Work required:
Look for the string "name" in the lines and copy each line that has it.

Material provided:
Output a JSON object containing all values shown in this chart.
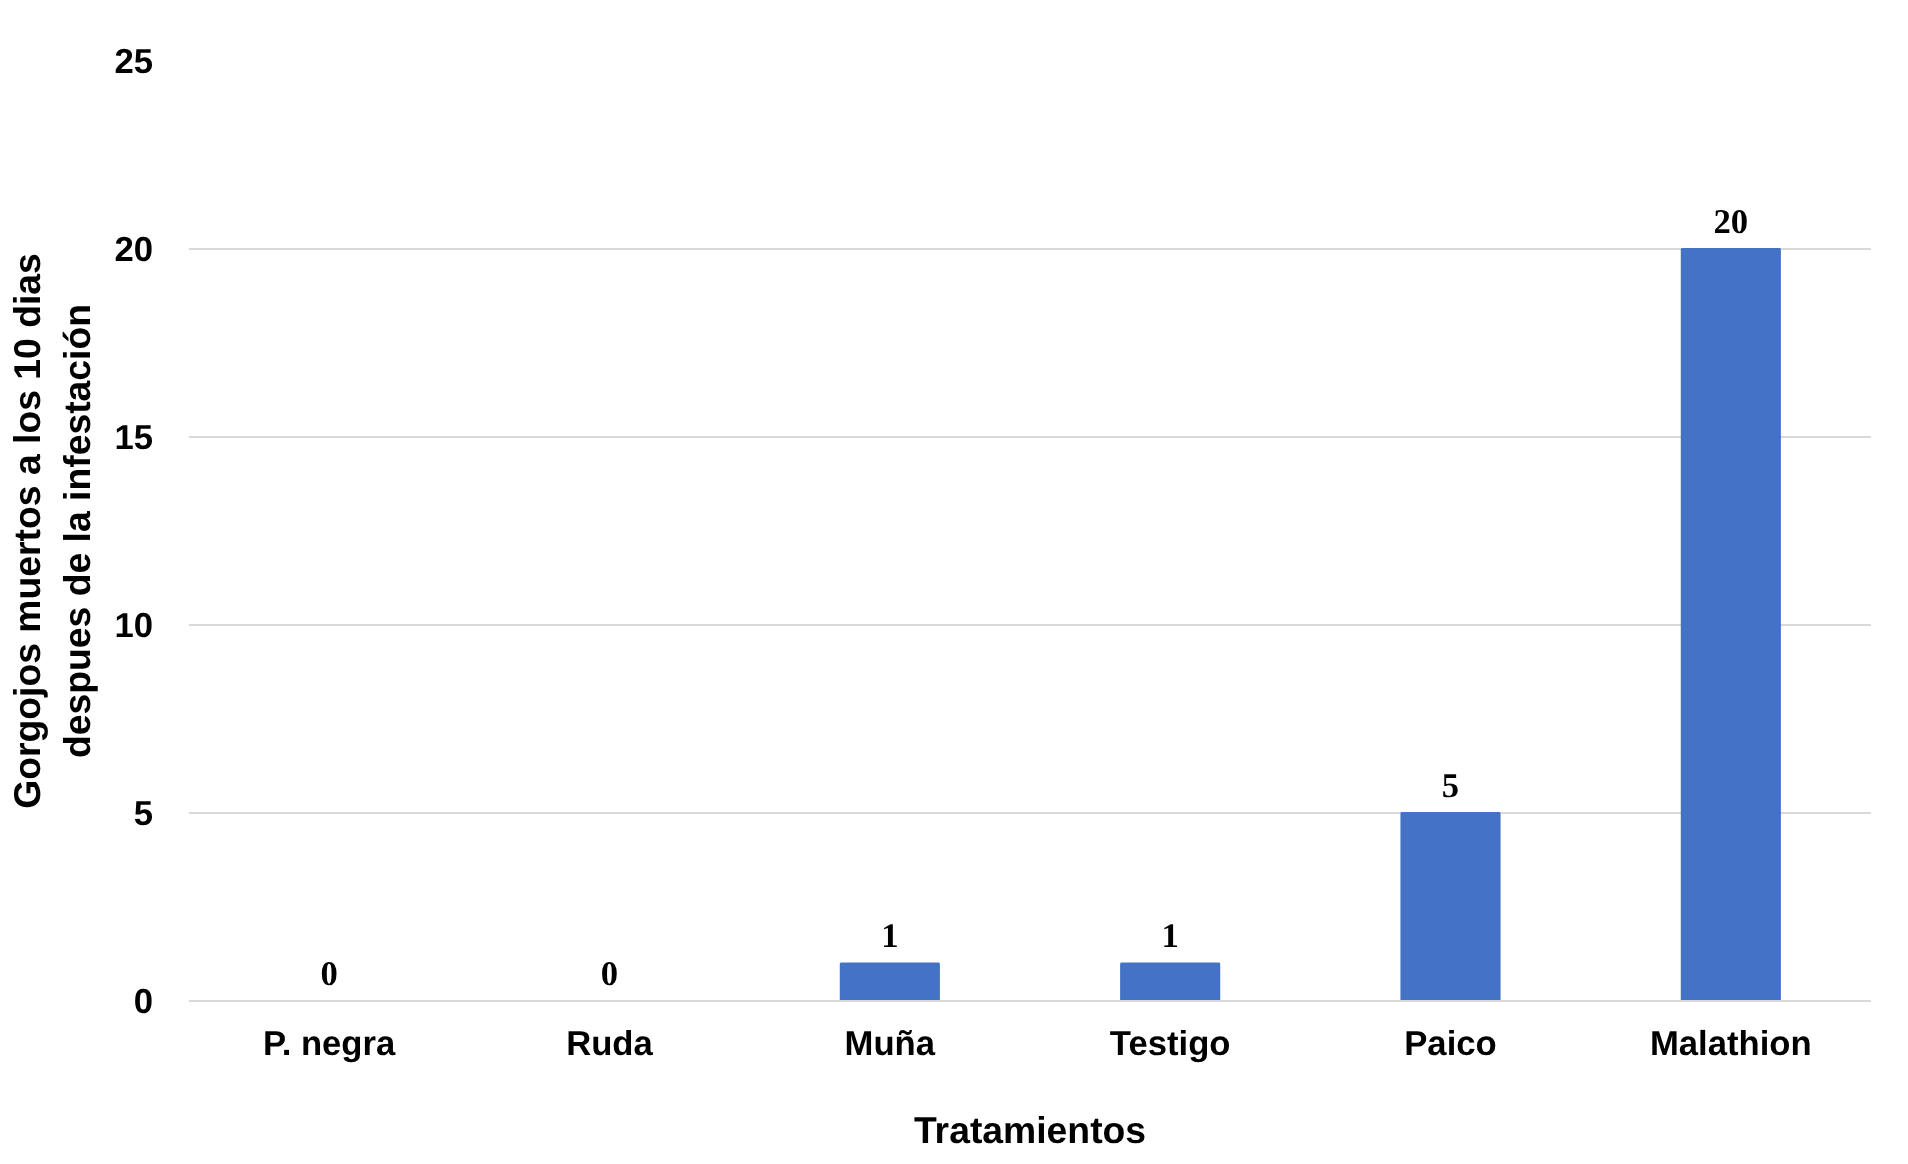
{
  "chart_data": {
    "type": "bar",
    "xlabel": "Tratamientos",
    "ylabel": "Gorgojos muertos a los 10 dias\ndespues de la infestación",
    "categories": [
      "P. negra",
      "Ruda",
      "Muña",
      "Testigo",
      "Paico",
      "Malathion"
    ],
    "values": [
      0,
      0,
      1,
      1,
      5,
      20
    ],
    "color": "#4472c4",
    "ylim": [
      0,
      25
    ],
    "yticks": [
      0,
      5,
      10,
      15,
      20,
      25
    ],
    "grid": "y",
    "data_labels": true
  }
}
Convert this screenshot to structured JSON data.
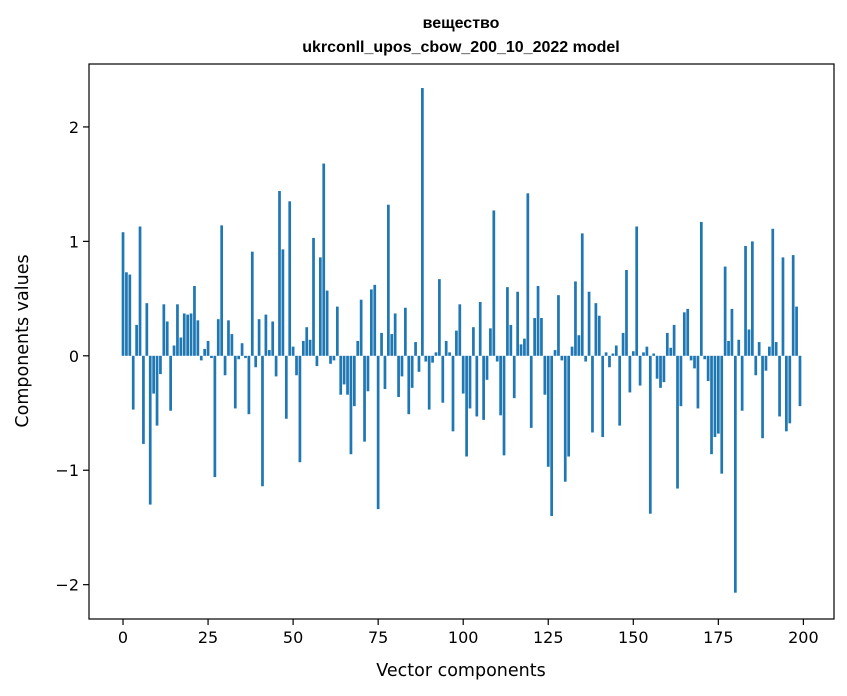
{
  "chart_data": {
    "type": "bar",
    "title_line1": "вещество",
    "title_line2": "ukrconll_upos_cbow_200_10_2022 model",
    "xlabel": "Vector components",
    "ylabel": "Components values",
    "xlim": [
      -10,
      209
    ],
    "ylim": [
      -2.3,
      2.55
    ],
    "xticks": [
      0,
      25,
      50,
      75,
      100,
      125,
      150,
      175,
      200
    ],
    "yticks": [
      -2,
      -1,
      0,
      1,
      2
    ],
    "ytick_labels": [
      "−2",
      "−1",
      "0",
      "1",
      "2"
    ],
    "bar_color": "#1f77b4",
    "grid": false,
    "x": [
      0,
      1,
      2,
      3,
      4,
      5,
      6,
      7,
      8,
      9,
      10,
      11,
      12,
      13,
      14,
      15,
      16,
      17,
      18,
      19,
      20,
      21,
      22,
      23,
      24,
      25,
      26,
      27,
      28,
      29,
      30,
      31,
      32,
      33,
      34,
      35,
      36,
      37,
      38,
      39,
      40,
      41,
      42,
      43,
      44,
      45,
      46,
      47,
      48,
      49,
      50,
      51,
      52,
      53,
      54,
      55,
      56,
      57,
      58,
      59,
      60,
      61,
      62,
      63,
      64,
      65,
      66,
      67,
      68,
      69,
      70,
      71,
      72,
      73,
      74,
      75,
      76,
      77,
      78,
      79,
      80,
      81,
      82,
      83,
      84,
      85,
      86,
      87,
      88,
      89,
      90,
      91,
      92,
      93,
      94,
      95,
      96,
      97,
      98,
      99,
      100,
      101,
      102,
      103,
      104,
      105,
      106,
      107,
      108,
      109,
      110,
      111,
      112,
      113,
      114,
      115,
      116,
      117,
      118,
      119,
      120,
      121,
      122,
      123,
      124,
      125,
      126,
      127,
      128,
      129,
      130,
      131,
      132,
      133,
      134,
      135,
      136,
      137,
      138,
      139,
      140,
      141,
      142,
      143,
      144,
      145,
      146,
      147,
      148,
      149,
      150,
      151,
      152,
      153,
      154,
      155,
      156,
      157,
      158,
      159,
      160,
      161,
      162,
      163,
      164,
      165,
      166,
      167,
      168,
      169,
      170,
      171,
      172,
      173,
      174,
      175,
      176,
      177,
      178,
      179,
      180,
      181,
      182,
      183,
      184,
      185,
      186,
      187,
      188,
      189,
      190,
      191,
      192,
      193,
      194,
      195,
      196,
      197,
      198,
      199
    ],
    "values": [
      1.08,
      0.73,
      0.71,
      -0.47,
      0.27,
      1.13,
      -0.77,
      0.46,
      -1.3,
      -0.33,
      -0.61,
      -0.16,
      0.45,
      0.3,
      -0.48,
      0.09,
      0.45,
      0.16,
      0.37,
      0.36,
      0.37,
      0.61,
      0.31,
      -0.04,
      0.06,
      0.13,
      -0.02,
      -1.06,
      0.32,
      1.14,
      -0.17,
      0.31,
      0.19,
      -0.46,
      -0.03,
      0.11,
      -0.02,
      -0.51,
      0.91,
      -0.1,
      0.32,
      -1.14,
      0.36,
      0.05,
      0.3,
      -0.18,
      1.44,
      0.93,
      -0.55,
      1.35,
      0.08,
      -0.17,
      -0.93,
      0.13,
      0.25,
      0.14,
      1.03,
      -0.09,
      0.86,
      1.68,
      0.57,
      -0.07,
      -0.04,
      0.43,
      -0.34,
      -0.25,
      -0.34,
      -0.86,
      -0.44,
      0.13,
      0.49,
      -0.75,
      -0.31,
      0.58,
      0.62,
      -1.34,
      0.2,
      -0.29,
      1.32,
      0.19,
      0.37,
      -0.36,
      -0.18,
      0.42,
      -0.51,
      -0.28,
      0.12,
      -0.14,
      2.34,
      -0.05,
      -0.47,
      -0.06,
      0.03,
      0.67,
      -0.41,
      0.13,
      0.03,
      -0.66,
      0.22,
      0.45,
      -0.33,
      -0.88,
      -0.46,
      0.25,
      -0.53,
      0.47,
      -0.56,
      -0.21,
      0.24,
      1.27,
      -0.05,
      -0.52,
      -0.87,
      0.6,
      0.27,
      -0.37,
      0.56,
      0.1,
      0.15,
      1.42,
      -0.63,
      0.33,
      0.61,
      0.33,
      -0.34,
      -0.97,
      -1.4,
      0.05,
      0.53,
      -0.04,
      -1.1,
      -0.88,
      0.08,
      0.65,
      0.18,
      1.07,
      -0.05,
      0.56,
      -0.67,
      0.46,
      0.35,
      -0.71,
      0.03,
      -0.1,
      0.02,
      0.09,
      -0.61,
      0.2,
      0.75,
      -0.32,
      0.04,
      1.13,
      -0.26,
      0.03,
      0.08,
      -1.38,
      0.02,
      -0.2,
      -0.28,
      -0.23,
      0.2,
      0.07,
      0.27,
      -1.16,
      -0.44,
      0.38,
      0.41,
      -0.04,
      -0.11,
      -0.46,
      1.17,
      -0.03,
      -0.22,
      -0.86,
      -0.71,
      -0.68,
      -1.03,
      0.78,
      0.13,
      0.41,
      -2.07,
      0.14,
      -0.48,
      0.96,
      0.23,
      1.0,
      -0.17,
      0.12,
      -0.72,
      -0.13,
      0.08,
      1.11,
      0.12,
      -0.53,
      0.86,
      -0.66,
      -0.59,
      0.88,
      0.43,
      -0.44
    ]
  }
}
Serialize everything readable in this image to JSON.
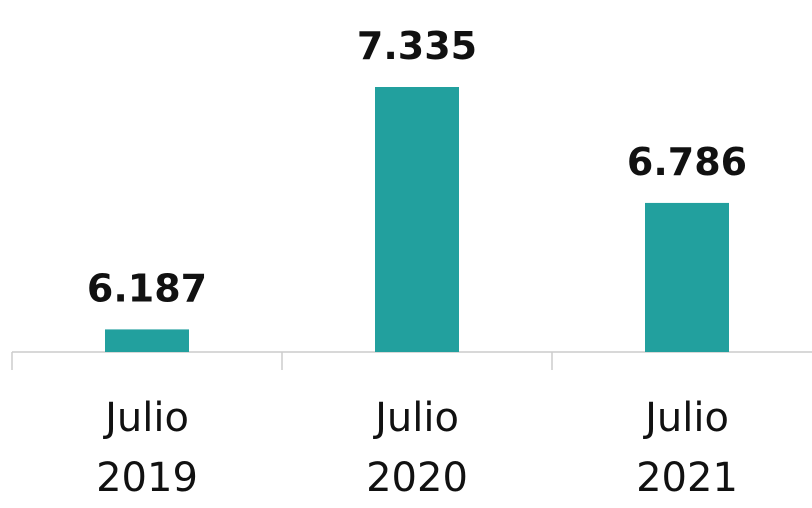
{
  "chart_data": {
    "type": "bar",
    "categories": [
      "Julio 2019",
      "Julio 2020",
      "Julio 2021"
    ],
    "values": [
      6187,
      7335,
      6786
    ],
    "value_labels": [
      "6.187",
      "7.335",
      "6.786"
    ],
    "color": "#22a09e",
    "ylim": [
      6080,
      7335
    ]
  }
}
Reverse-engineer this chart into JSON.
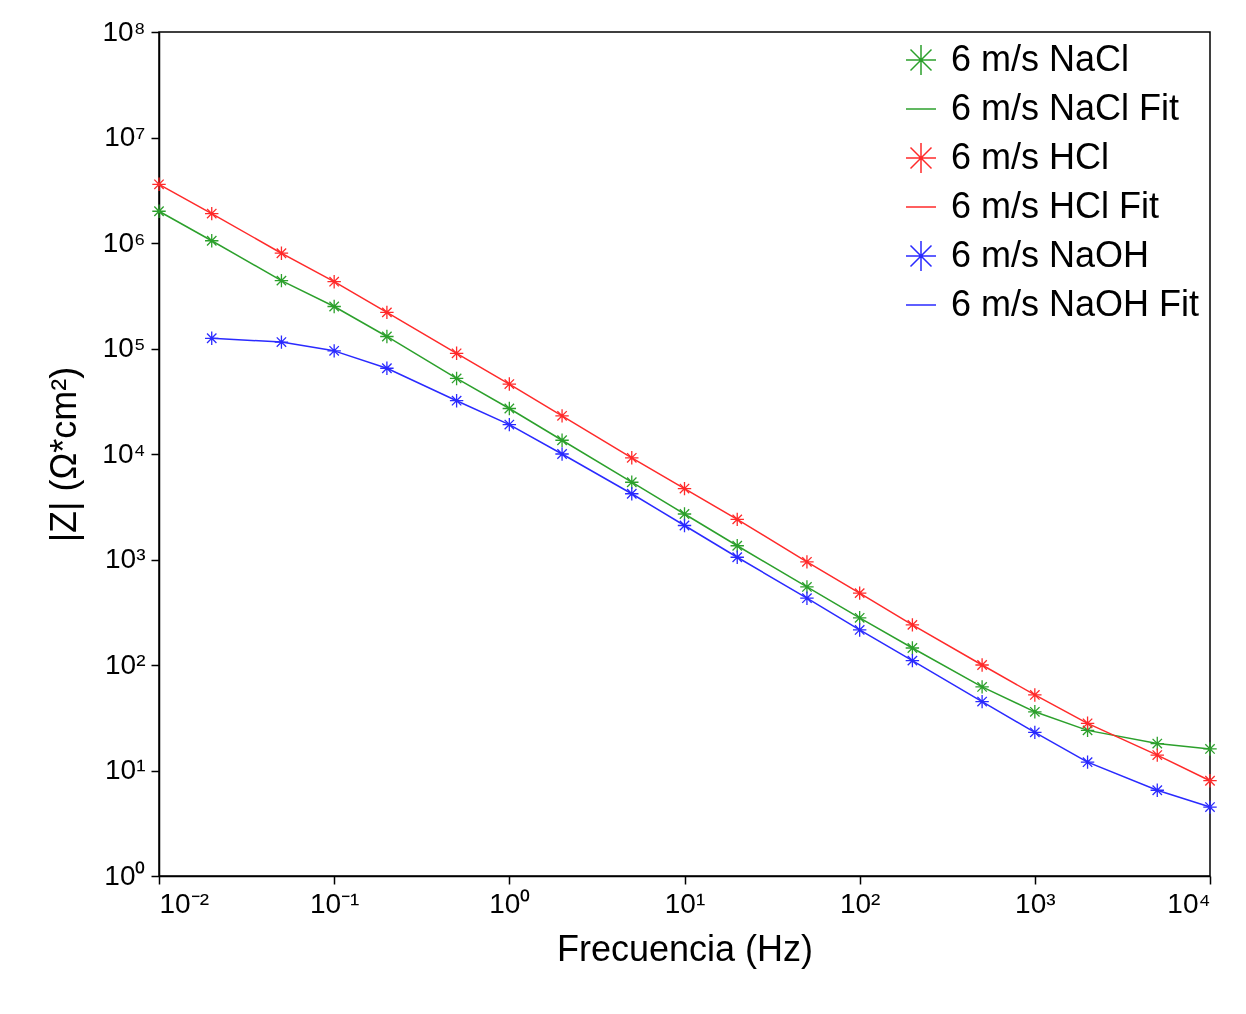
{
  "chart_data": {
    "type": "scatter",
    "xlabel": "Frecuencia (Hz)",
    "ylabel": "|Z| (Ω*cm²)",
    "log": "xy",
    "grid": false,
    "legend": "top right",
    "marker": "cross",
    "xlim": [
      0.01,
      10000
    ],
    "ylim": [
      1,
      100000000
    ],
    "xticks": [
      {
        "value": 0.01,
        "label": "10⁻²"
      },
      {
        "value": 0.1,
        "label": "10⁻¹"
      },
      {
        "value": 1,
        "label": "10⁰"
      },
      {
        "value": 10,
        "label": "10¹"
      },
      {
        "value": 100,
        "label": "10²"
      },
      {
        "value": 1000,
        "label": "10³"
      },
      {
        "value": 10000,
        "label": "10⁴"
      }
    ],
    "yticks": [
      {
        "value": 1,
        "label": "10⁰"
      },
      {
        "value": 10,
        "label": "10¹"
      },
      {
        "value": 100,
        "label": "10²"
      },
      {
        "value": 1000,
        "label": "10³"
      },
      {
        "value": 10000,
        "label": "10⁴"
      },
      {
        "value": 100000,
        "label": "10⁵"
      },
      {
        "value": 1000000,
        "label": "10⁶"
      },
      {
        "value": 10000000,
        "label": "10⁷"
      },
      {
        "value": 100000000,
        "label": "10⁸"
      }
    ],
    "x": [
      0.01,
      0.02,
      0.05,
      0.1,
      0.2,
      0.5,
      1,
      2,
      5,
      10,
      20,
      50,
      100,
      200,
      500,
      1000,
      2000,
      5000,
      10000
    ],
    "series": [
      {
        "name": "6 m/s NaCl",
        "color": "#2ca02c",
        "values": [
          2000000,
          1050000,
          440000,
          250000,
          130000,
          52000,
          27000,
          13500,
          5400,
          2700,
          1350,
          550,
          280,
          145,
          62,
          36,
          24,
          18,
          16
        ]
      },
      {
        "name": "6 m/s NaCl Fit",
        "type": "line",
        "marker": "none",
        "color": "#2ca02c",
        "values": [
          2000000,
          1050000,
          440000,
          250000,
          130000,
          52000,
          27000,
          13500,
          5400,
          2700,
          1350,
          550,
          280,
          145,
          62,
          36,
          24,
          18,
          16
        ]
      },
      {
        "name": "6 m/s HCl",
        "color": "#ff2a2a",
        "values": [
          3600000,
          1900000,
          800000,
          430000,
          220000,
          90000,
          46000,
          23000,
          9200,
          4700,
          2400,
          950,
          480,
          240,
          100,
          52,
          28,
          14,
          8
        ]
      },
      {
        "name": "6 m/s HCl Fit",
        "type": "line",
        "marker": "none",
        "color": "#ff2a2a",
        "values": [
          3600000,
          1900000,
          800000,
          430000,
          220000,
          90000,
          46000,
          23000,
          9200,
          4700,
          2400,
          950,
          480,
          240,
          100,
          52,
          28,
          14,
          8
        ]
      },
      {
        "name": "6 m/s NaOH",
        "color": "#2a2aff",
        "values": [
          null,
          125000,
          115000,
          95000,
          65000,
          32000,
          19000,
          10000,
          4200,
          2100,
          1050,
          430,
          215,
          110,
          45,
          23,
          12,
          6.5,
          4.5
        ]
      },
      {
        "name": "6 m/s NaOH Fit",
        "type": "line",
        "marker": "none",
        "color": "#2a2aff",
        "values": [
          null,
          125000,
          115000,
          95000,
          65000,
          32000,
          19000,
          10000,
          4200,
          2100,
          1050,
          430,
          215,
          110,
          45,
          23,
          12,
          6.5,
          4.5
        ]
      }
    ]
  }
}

Output of the exercise:
        "name": "6 m/s NaCl",
        "name": "6 m/s NaCl Fit",
        "name": "6 m/s HCl",
        "name": "6 m/s HCl Fit",
        "name": "6 m/s NaOH",
        "name": "6 m/s NaOH Fit",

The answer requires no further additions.